• **Recorded data**

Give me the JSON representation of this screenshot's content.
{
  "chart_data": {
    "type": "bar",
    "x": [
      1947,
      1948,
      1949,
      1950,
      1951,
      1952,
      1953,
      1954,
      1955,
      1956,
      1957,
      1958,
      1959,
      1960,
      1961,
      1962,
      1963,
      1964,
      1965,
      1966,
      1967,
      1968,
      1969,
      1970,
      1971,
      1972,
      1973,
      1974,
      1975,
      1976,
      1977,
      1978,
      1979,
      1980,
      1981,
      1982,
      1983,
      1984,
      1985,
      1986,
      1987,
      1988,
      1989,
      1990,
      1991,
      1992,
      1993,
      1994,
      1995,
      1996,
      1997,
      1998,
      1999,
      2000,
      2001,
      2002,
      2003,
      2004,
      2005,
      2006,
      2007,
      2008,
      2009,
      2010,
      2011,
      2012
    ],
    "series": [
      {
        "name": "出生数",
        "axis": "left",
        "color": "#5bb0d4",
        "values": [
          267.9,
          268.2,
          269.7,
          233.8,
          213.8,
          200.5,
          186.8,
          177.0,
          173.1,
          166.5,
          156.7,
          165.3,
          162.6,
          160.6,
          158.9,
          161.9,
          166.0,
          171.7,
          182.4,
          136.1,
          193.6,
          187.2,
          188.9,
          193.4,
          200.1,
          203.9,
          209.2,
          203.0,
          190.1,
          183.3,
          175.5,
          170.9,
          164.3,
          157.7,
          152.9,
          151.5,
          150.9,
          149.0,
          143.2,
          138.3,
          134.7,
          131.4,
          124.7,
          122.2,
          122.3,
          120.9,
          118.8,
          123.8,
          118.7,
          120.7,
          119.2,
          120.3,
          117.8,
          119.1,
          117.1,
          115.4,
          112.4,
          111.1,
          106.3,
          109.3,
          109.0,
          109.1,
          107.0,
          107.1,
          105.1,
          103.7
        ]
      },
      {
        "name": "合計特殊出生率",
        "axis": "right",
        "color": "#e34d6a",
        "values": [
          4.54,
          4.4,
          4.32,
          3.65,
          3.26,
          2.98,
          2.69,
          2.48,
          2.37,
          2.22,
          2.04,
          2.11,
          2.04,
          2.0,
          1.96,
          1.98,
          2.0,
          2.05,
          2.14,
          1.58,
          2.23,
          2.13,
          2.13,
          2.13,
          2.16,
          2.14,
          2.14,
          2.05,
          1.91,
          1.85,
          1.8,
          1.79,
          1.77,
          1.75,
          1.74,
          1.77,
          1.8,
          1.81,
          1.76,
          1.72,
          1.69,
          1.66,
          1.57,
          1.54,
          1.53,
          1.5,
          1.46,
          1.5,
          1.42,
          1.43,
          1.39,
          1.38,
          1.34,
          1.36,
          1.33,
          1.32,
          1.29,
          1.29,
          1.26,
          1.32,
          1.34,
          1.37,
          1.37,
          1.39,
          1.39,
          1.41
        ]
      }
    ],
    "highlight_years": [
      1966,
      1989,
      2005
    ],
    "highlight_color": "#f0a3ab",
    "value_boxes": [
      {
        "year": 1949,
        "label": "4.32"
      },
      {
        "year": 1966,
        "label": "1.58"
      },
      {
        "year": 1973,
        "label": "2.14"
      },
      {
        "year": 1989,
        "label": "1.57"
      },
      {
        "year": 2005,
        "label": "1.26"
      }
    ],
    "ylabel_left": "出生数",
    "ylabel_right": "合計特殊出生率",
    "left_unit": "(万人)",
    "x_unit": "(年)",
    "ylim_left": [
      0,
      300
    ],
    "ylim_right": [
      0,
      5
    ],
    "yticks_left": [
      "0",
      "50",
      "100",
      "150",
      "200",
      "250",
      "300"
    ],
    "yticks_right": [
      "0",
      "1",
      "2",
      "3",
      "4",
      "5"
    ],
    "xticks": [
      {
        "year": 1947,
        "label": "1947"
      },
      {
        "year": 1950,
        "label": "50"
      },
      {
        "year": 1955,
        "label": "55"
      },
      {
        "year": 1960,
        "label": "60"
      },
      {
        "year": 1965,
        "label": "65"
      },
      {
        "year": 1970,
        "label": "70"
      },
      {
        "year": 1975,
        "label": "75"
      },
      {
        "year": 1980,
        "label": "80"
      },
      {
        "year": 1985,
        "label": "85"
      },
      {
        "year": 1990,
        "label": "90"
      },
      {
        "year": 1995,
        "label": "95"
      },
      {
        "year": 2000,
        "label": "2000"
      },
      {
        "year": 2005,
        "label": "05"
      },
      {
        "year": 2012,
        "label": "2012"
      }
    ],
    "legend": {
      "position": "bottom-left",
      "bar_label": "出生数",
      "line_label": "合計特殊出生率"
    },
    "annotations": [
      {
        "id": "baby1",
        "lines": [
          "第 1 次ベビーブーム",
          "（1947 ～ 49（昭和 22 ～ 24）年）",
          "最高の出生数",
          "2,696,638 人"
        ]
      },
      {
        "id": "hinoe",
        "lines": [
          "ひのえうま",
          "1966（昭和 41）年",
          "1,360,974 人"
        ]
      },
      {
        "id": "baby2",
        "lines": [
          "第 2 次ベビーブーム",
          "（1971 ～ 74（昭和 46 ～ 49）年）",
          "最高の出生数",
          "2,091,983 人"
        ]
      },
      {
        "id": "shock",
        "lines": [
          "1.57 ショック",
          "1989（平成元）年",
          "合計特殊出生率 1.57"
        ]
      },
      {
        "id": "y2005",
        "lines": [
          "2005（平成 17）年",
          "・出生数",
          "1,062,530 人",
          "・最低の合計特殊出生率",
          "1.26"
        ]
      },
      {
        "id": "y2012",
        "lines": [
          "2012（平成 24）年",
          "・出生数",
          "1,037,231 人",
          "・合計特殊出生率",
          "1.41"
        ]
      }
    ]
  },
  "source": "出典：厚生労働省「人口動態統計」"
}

• **Your objective**
Copy the material above, line for line.

• **Answer to the exercise**
Give me the JSON representation of this screenshot's content.
{
  "chart_data": {
    "type": "bar",
    "x": [
      1947,
      1948,
      1949,
      1950,
      1951,
      1952,
      1953,
      1954,
      1955,
      1956,
      1957,
      1958,
      1959,
      1960,
      1961,
      1962,
      1963,
      1964,
      1965,
      1966,
      1967,
      1968,
      1969,
      1970,
      1971,
      1972,
      1973,
      1974,
      1975,
      1976,
      1977,
      1978,
      1979,
      1980,
      1981,
      1982,
      1983,
      1984,
      1985,
      1986,
      1987,
      1988,
      1989,
      1990,
      1991,
      1992,
      1993,
      1994,
      1995,
      1996,
      1997,
      1998,
      1999,
      2000,
      2001,
      2002,
      2003,
      2004,
      2005,
      2006,
      2007,
      2008,
      2009,
      2010,
      2011,
      2012
    ],
    "series": [
      {
        "name": "出生数",
        "axis": "left",
        "color": "#5bb0d4",
        "values": [
          267.9,
          268.2,
          269.7,
          233.8,
          213.8,
          200.5,
          186.8,
          177.0,
          173.1,
          166.5,
          156.7,
          165.3,
          162.6,
          160.6,
          158.9,
          161.9,
          166.0,
          171.7,
          182.4,
          136.1,
          193.6,
          187.2,
          188.9,
          193.4,
          200.1,
          203.9,
          209.2,
          203.0,
          190.1,
          183.3,
          175.5,
          170.9,
          164.3,
          157.7,
          152.9,
          151.5,
          150.9,
          149.0,
          143.2,
          138.3,
          134.7,
          131.4,
          124.7,
          122.2,
          122.3,
          120.9,
          118.8,
          123.8,
          118.7,
          120.7,
          119.2,
          120.3,
          117.8,
          119.1,
          117.1,
          115.4,
          112.4,
          111.1,
          106.3,
          109.3,
          109.0,
          109.1,
          107.0,
          107.1,
          105.1,
          103.7
        ]
      },
      {
        "name": "合計特殊出生率",
        "axis": "right",
        "color": "#e34d6a",
        "values": [
          4.54,
          4.4,
          4.32,
          3.65,
          3.26,
          2.98,
          2.69,
          2.48,
          2.37,
          2.22,
          2.04,
          2.11,
          2.04,
          2.0,
          1.96,
          1.98,
          2.0,
          2.05,
          2.14,
          1.58,
          2.23,
          2.13,
          2.13,
          2.13,
          2.16,
          2.14,
          2.14,
          2.05,
          1.91,
          1.85,
          1.8,
          1.79,
          1.77,
          1.75,
          1.74,
          1.77,
          1.8,
          1.81,
          1.76,
          1.72,
          1.69,
          1.66,
          1.57,
          1.54,
          1.53,
          1.5,
          1.46,
          1.5,
          1.42,
          1.43,
          1.39,
          1.38,
          1.34,
          1.36,
          1.33,
          1.32,
          1.29,
          1.29,
          1.26,
          1.32,
          1.34,
          1.37,
          1.37,
          1.39,
          1.39,
          1.41
        ]
      }
    ],
    "highlight_years": [
      1966,
      1989,
      2005
    ],
    "highlight_color": "#f0a3ab",
    "value_boxes": [
      {
        "year": 1949,
        "label": "4.32"
      },
      {
        "year": 1966,
        "label": "1.58"
      },
      {
        "year": 1973,
        "label": "2.14"
      },
      {
        "year": 1989,
        "label": "1.57"
      },
      {
        "year": 2005,
        "label": "1.26"
      }
    ],
    "ylabel_left": "出生数",
    "ylabel_right": "合計特殊出生率",
    "left_unit": "(万人)",
    "x_unit": "(年)",
    "ylim_left": [
      0,
      300
    ],
    "ylim_right": [
      0,
      5
    ],
    "yticks_left": [
      "0",
      "50",
      "100",
      "150",
      "200",
      "250",
      "300"
    ],
    "yticks_right": [
      "0",
      "1",
      "2",
      "3",
      "4",
      "5"
    ],
    "xticks": [
      {
        "year": 1947,
        "label": "1947"
      },
      {
        "year": 1950,
        "label": "50"
      },
      {
        "year": 1955,
        "label": "55"
      },
      {
        "year": 1960,
        "label": "60"
      },
      {
        "year": 1965,
        "label": "65"
      },
      {
        "year": 1970,
        "label": "70"
      },
      {
        "year": 1975,
        "label": "75"
      },
      {
        "year": 1980,
        "label": "80"
      },
      {
        "year": 1985,
        "label": "85"
      },
      {
        "year": 1990,
        "label": "90"
      },
      {
        "year": 1995,
        "label": "95"
      },
      {
        "year": 2000,
        "label": "2000"
      },
      {
        "year": 2005,
        "label": "05"
      },
      {
        "year": 2012,
        "label": "2012"
      }
    ],
    "legend": {
      "position": "bottom-left",
      "bar_label": "出生数",
      "line_label": "合計特殊出生率"
    },
    "annotations": [
      {
        "id": "baby1",
        "lines": [
          "第 1 次ベビーブーム",
          "（1947 ～ 49（昭和 22 ～ 24）年）",
          "最高の出生数",
          "2,696,638 人"
        ]
      },
      {
        "id": "hinoe",
        "lines": [
          "ひのえうま",
          "1966（昭和 41）年",
          "1,360,974 人"
        ]
      },
      {
        "id": "baby2",
        "lines": [
          "第 2 次ベビーブーム",
          "（1971 ～ 74（昭和 46 ～ 49）年）",
          "最高の出生数",
          "2,091,983 人"
        ]
      },
      {
        "id": "shock",
        "lines": [
          "1.57 ショック",
          "1989（平成元）年",
          "合計特殊出生率 1.57"
        ]
      },
      {
        "id": "y2005",
        "lines": [
          "2005（平成 17）年",
          "・出生数",
          "1,062,530 人",
          "・最低の合計特殊出生率",
          "1.26"
        ]
      },
      {
        "id": "y2012",
        "lines": [
          "2012（平成 24）年",
          "・出生数",
          "1,037,231 人",
          "・合計特殊出生率",
          "1.41"
        ]
      }
    ]
  },
  "source": "出典：厚生労働省「人口動態統計」"
}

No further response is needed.